- **STATED GOAL**
Extract each line containing the string "image".

Dataset records
━━━━━━━━

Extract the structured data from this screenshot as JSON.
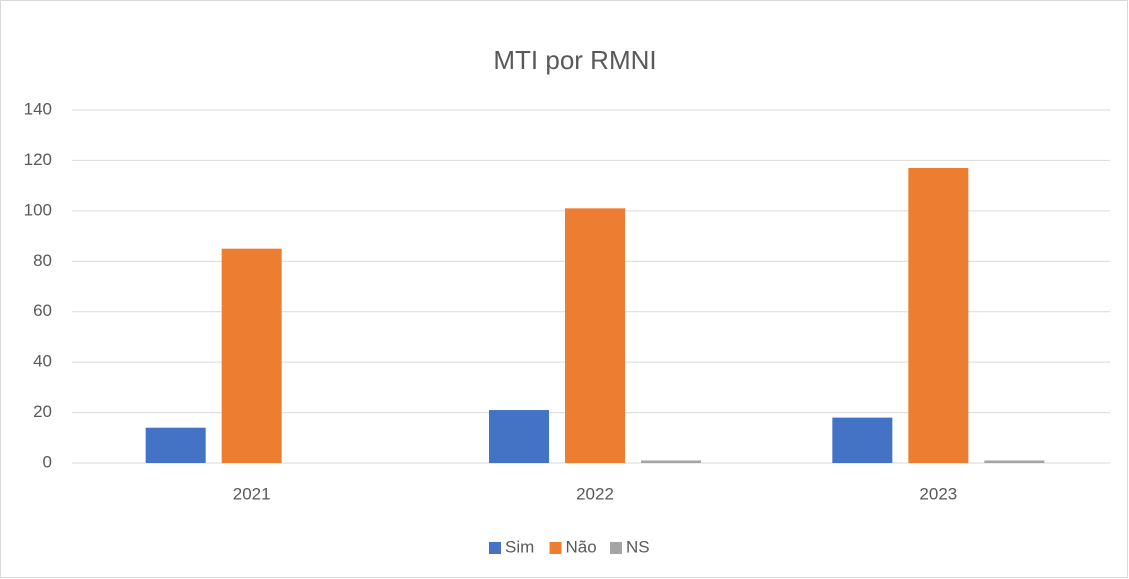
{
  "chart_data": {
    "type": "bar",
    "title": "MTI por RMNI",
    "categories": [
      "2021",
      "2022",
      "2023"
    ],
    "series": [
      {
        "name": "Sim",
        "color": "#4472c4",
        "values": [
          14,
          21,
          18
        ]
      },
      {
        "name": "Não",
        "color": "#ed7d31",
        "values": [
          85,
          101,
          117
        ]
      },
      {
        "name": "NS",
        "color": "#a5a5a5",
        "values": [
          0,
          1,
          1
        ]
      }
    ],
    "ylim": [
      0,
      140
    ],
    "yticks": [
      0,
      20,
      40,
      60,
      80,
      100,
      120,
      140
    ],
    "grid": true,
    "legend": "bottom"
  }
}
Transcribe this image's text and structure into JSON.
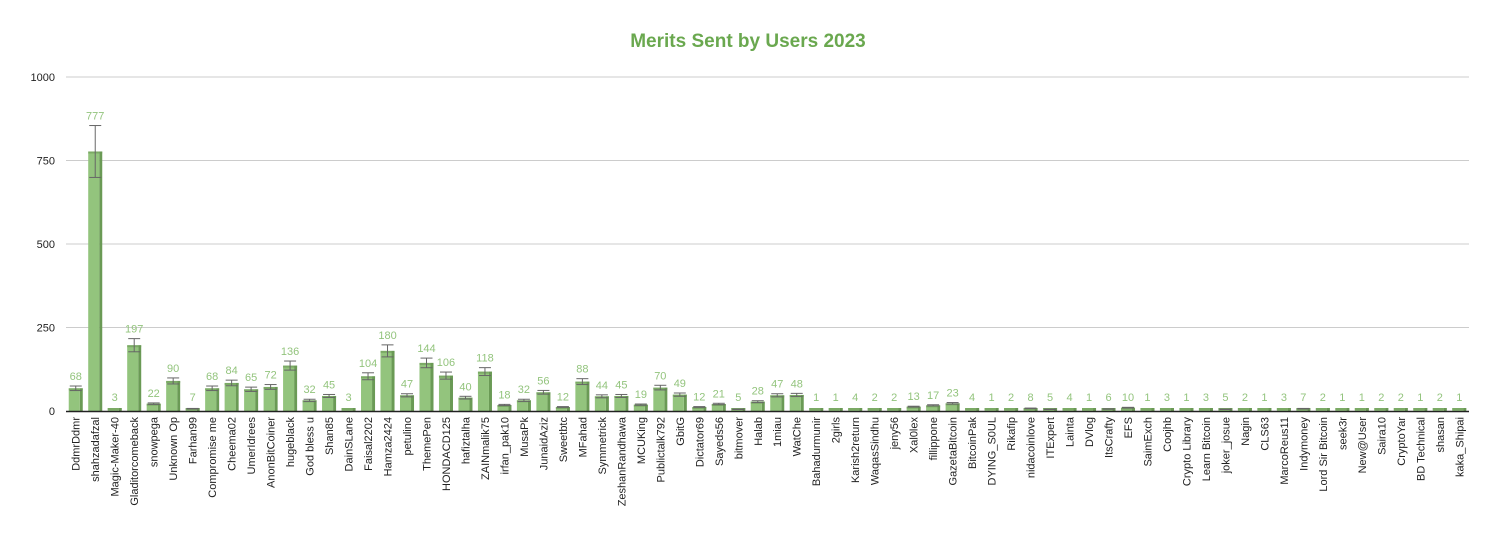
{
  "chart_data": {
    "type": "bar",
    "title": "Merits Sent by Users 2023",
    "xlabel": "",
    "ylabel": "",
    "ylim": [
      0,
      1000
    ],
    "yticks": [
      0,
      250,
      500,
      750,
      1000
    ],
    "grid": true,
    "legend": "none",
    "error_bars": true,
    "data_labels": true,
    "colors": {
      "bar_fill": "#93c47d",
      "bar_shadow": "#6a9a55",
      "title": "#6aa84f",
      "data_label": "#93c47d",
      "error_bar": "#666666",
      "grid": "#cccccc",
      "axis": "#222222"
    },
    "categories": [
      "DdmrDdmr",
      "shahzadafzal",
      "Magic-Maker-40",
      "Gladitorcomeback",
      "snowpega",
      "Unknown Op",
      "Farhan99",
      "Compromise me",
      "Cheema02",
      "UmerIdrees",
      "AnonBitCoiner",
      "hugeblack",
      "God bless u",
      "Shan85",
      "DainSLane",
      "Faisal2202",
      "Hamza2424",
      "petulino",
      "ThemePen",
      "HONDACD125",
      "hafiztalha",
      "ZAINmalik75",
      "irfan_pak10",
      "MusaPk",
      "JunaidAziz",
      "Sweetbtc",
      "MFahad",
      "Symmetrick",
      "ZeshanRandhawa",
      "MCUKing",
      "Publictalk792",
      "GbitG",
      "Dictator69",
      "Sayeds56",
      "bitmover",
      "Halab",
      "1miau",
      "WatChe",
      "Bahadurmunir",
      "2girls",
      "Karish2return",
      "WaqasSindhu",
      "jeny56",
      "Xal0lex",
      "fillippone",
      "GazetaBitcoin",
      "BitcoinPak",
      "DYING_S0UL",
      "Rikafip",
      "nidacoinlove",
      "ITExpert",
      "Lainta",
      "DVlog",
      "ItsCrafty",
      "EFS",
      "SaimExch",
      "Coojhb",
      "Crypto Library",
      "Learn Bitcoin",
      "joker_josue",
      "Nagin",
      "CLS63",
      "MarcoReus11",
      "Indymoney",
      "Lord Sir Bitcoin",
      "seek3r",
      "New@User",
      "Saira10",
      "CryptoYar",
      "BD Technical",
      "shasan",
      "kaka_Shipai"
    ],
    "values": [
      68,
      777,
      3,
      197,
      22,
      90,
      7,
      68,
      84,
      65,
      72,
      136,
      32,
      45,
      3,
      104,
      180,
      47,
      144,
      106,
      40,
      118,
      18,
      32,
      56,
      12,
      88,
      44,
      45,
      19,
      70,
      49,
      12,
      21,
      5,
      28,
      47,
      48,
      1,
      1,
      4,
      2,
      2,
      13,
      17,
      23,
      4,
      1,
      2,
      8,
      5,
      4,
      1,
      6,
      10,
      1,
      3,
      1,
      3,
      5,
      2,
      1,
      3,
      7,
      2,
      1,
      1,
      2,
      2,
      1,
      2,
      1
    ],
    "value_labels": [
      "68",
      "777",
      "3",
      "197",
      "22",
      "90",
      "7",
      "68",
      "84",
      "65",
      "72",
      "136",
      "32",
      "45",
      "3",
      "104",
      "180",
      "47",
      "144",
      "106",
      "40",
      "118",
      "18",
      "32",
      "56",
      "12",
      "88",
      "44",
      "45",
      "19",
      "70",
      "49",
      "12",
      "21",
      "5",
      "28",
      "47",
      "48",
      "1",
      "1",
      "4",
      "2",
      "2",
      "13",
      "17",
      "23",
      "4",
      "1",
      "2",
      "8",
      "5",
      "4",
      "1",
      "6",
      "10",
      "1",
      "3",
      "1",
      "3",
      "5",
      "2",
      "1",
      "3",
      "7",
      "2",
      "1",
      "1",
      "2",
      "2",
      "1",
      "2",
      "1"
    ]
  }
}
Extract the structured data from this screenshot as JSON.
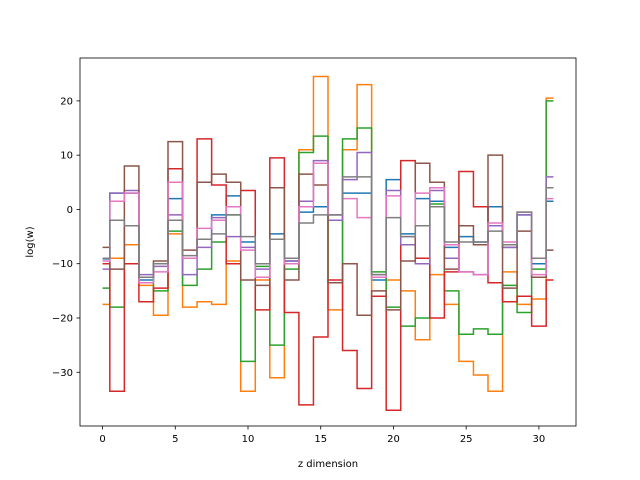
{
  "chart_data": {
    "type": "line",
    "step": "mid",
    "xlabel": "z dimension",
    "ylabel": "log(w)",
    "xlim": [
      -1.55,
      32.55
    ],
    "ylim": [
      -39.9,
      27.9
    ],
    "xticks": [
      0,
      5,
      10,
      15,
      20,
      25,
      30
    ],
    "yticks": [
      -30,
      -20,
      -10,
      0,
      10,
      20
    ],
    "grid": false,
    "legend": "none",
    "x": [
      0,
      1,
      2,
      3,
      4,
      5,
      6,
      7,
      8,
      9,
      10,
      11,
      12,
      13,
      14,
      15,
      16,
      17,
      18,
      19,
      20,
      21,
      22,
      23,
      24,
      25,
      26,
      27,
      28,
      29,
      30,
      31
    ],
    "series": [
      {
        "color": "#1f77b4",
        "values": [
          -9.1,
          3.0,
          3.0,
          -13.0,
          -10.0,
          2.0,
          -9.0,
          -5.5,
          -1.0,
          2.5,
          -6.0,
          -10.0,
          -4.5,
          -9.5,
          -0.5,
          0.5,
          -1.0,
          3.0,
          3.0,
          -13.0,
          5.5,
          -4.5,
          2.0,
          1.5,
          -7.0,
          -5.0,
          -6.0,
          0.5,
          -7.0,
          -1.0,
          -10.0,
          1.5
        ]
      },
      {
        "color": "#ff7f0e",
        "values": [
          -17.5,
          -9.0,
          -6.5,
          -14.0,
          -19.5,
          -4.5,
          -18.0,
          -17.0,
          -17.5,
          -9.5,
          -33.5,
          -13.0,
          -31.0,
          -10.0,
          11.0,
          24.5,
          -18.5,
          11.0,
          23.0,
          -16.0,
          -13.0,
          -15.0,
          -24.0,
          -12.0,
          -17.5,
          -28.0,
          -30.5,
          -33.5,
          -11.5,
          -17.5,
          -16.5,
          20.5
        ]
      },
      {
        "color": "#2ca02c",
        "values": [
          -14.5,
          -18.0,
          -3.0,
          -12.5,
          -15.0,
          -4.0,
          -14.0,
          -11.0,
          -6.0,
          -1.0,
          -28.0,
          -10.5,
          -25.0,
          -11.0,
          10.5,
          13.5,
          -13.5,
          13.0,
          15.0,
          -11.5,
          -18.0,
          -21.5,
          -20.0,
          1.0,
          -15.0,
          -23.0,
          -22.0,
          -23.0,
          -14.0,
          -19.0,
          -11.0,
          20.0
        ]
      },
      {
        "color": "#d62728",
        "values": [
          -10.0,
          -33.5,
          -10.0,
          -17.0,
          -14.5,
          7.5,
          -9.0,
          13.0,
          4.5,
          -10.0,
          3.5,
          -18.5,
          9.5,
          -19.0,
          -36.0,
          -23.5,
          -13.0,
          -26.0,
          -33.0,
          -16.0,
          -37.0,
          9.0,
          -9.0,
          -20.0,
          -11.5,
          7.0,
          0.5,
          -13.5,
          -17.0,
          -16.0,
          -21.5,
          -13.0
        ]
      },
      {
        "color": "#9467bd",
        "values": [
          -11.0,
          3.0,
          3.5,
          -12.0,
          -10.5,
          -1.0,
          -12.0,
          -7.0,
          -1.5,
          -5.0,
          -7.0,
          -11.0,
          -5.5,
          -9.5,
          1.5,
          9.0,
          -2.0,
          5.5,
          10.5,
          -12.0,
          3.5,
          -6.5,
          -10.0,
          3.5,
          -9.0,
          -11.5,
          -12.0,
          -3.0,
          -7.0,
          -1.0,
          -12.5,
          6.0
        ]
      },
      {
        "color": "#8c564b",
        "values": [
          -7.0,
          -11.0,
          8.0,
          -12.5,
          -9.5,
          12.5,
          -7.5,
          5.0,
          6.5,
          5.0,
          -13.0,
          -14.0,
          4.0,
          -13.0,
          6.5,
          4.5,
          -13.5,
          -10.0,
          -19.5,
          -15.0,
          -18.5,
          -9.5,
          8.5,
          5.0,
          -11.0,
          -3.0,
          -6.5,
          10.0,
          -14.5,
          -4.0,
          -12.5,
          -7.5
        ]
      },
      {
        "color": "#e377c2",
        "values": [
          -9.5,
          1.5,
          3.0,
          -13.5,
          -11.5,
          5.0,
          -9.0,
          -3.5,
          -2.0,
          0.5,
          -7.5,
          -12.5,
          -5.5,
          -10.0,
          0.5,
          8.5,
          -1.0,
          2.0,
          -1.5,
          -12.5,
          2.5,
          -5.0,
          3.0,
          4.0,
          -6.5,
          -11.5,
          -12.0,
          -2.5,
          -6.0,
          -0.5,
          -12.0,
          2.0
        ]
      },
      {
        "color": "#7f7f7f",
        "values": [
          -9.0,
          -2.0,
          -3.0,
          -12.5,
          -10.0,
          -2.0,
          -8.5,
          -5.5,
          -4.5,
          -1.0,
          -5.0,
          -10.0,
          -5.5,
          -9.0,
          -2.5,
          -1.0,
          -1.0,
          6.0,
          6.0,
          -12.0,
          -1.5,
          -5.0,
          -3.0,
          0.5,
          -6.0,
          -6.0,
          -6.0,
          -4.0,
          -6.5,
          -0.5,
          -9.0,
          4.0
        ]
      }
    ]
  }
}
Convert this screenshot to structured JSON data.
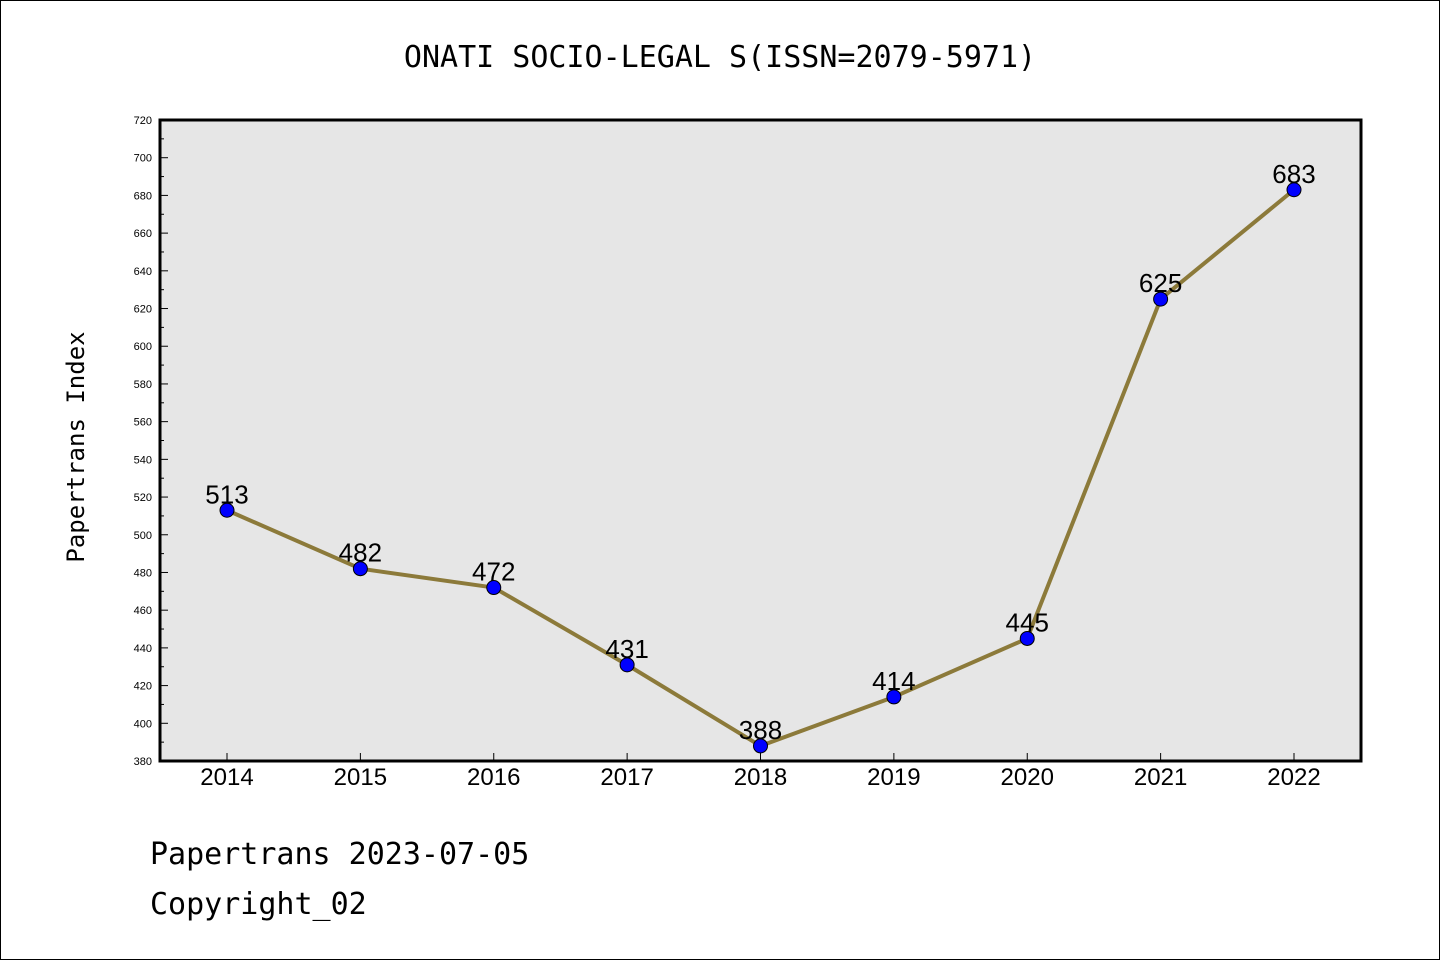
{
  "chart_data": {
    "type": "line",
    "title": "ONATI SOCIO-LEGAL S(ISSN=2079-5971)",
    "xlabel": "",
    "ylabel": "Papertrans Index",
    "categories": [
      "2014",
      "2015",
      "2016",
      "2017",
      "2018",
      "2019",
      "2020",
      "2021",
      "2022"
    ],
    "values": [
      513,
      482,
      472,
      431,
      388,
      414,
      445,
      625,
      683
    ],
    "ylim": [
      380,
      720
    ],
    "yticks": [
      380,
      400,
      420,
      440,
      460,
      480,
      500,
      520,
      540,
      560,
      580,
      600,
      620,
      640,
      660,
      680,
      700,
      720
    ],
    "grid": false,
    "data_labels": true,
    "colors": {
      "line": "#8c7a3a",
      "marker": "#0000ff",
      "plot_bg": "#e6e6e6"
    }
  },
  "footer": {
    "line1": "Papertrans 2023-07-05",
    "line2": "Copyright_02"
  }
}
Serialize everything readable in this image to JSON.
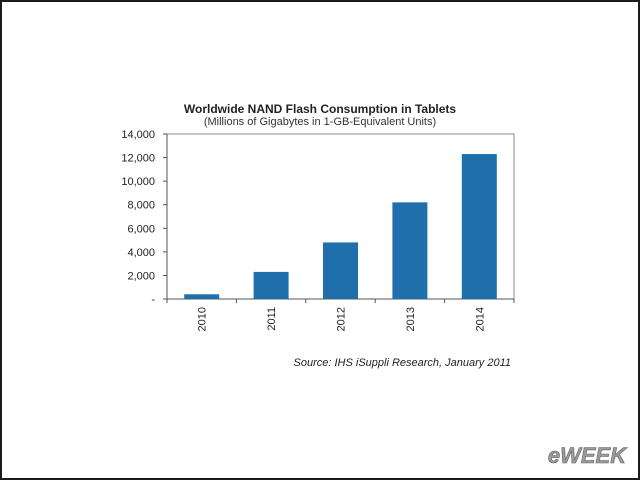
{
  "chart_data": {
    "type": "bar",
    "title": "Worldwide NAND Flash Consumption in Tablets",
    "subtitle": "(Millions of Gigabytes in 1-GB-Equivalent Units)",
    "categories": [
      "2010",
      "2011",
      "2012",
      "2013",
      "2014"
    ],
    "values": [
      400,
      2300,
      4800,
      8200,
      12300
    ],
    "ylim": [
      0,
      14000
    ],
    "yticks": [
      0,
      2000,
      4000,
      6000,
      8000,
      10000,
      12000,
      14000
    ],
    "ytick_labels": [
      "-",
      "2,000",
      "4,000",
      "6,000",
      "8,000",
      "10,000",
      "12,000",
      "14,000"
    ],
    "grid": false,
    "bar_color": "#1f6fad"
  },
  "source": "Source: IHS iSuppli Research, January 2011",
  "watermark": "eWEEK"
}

━━━━━━━━

- **RESULT**
Transcribe this image's text and structure into JSON.
Serialize everything readable in this image to JSON.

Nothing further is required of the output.